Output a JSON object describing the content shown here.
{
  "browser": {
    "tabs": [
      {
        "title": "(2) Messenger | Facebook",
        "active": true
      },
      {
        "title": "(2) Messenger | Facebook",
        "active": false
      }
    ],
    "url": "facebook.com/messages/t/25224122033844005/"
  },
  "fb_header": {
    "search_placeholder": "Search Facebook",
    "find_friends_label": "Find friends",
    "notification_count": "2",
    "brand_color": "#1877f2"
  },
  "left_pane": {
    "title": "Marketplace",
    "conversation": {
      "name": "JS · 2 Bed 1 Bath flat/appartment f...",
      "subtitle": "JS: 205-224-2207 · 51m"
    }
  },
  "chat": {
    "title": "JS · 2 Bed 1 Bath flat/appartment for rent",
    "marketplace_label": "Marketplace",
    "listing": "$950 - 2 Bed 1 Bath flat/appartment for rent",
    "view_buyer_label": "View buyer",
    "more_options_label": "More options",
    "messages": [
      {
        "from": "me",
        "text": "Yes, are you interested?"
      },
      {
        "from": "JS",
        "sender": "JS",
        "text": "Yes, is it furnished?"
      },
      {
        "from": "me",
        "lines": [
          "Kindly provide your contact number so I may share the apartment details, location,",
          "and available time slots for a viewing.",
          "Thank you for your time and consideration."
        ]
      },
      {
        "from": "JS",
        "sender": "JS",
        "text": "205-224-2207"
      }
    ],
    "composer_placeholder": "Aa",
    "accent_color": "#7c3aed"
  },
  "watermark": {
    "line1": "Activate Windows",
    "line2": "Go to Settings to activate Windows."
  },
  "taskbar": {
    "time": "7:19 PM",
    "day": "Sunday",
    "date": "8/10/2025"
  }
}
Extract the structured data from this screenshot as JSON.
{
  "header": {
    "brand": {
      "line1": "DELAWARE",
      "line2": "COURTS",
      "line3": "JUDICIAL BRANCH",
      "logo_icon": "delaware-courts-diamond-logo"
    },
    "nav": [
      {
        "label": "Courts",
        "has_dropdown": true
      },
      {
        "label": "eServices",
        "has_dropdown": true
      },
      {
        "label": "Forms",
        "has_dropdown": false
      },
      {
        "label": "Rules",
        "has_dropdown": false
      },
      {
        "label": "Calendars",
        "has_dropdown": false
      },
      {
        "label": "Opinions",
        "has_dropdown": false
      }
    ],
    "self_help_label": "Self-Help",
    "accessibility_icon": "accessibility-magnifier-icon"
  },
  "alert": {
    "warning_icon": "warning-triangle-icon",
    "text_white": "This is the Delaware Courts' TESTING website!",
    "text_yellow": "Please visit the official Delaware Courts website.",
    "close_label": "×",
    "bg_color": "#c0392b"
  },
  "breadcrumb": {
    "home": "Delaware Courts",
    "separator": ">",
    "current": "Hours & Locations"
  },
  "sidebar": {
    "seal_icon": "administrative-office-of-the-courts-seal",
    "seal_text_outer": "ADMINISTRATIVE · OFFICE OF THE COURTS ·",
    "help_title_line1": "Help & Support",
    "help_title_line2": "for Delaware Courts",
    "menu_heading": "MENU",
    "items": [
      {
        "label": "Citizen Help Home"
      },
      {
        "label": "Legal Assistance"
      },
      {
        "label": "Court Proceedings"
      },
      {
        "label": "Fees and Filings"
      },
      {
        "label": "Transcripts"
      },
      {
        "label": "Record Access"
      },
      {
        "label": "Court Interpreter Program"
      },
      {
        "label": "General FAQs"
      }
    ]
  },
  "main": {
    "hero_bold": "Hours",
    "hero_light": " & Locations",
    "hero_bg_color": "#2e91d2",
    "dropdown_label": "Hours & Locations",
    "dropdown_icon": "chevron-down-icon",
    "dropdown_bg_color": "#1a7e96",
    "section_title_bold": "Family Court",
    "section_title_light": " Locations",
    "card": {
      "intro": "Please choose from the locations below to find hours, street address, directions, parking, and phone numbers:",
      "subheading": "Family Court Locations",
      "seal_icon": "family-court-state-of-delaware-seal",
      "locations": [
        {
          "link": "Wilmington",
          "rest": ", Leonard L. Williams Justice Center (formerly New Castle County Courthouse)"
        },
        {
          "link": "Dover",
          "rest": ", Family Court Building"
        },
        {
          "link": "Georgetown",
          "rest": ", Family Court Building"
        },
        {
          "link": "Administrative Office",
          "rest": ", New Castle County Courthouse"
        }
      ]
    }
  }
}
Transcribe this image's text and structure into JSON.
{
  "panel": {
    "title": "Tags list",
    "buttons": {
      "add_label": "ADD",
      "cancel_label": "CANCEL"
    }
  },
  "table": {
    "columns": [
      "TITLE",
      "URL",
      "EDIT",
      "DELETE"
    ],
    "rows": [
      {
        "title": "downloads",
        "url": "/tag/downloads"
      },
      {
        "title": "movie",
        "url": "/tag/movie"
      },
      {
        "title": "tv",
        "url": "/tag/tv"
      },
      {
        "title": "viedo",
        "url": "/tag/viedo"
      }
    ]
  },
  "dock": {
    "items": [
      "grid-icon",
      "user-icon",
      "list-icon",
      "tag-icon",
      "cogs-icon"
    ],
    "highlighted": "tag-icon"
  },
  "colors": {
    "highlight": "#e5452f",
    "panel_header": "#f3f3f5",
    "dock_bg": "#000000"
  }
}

EXERCISE TASK: Report how many lines contain "your". Give nothing but the number.

ANSWER TO THE EXERCISE: 2